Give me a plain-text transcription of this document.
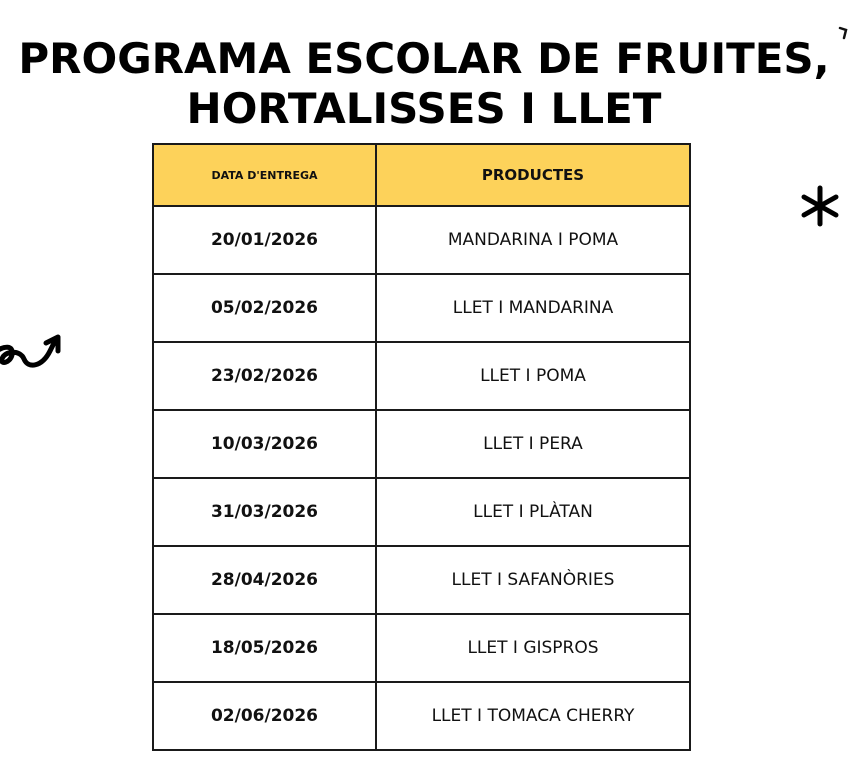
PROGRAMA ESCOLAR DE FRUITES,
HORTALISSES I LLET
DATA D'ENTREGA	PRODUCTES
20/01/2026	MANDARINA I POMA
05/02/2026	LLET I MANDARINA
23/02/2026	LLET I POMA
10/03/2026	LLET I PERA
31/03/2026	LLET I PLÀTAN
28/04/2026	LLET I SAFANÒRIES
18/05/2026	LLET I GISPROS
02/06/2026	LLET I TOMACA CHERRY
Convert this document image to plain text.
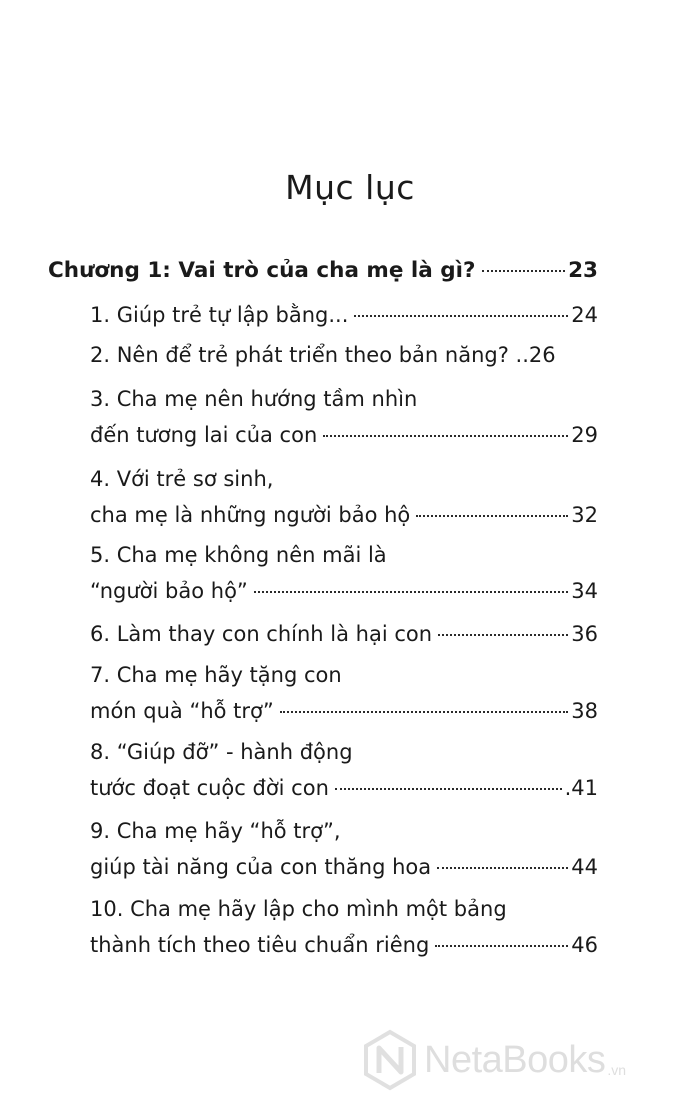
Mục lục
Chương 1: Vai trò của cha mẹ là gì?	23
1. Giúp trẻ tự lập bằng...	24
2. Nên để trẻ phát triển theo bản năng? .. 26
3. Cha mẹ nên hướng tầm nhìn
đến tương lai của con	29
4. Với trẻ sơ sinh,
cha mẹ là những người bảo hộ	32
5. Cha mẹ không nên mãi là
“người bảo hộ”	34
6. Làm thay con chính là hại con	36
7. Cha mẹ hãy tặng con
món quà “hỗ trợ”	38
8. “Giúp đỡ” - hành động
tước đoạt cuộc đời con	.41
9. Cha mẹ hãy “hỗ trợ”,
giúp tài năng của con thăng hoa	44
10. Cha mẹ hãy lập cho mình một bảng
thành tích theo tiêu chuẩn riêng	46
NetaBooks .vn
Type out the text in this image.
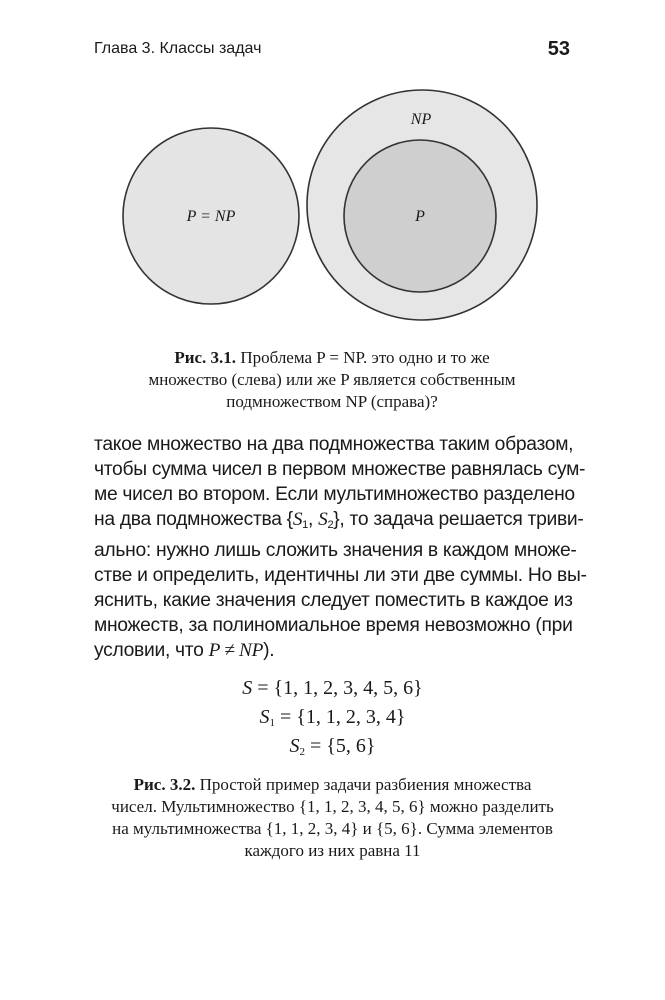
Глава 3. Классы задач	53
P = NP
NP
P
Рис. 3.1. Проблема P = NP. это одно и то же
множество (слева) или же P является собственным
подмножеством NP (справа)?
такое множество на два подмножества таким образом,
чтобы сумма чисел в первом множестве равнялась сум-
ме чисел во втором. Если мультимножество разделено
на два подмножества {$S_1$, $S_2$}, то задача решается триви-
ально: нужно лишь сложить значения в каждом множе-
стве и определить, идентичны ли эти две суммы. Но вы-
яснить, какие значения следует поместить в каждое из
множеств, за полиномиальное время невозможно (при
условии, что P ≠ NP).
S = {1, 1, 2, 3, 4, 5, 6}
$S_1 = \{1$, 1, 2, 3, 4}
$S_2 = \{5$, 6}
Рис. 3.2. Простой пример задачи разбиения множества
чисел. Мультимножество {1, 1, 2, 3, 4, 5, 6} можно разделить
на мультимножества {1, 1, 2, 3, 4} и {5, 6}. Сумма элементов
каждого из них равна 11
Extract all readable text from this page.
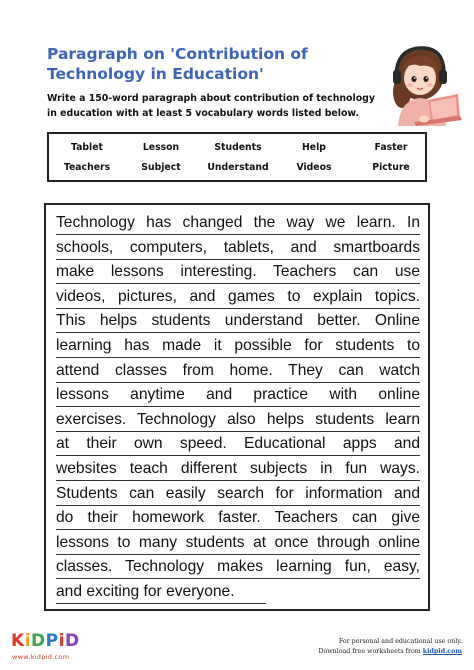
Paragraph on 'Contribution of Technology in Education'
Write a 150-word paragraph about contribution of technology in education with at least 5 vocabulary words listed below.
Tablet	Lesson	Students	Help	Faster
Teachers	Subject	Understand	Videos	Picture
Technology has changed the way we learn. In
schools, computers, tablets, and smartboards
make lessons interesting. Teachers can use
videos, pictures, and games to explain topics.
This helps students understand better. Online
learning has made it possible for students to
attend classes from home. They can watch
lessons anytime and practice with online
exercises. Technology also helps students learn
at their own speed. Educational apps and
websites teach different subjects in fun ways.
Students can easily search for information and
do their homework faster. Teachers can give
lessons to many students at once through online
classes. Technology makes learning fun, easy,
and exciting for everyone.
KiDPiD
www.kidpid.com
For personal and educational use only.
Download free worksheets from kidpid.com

## Exercise
Do not copy the pictures, but repeat every line exactly.

## Full output
Give me a plain-text transcription of this document.
PROGRAMA ESCOLAR DE FRUITES,
HORTALISSES I LLET
DATA D'ENTREGA	PRODUCTES
20/01/2026	MANDARINA I POMA
05/02/2026	LLET I MANDARINA
23/02/2026	LLET I POMA
10/03/2026	LLET I PERA
31/03/2026	LLET I PLÀTAN
28/04/2026	LLET I SAFANÒRIES
18/05/2026	LLET I GISPROS
02/06/2026	LLET I TOMACA CHERRY
Convert this document image to plain text.
Mục lục
Chương 1: Vai trò của cha mẹ là gì?	23
1. Giúp trẻ tự lập bằng...	24
2. Nên để trẻ phát triển theo bản năng? .. 26
3. Cha mẹ nên hướng tầm nhìn
đến tương lai của con	29
4. Với trẻ sơ sinh,
cha mẹ là những người bảo hộ	32
5. Cha mẹ không nên mãi là
“người bảo hộ”	34
6. Làm thay con chính là hại con	36
7. Cha mẹ hãy tặng con
món quà “hỗ trợ”	38
8. “Giúp đỡ” - hành động
tước đoạt cuộc đời con	.41
9. Cha mẹ hãy “hỗ trợ”,
giúp tài năng của con thăng hoa	44
10. Cha mẹ hãy lập cho mình một bảng
thành tích theo tiêu chuẩn riêng	46
NetaBooks .vn
Type out the text in this image.
Глава 3. Классы задач	53
P = NP
NP
P
Рис. 3.1. Проблема P = NP. это одно и то же
множество (слева) или же P является собственным
подмножеством NP (справа)?
такое множество на два подмножества таким образом,
чтобы сумма чисел в первом множестве равнялась сум-
ме чисел во втором. Если мультимножество разделено
на два подмножества {$S_1$, $S_2$}, то задача решается триви-
ально: нужно лишь сложить значения в каждом множе-
стве и определить, идентичны ли эти две суммы. Но вы-
яснить, какие значения следует поместить в каждое из
множеств, за полиномиальное время невозможно (при
условии, что P ≠ NP).
S = {1, 1, 2, 3, 4, 5, 6}
$S_1 = \{1$, 1, 2, 3, 4}
$S_2 = \{5$, 6}
Рис. 3.2. Простой пример задачи разбиения множества
чисел. Мультимножество {1, 1, 2, 3, 4, 5, 6} можно разделить
на мультимножества {1, 1, 2, 3, 4} и {5, 6}. Сумма элементов
каждого из них равна 11
Extract all readable text from this page.
Paragraph on 'Contribution of Technology in Education'
Write a 150-word paragraph about contribution of technology in education with at least 5 vocabulary words listed below.
Tablet	Lesson	Students	Help	Faster
Teachers	Subject	Understand	Videos	Picture
Technology has changed the way we learn. In
schools, computers, tablets, and smartboards
make lessons interesting. Teachers can use
videos, pictures, and games to explain topics.
This helps students understand better. Online
learning has made it possible for students to
attend classes from home. They can watch
lessons anytime and practice with online
exercises. Technology also helps students learn
at their own speed. Educational apps and
websites teach different subjects in fun ways.
Students can easily search for information and
do their homework faster. Teachers can give
lessons to many students at once through online
classes. Technology makes learning fun, easy,
and exciting for everyone.
KiDPiD
www.kidpid.com
For personal and educational use only.
Download free worksheets from kidpid.com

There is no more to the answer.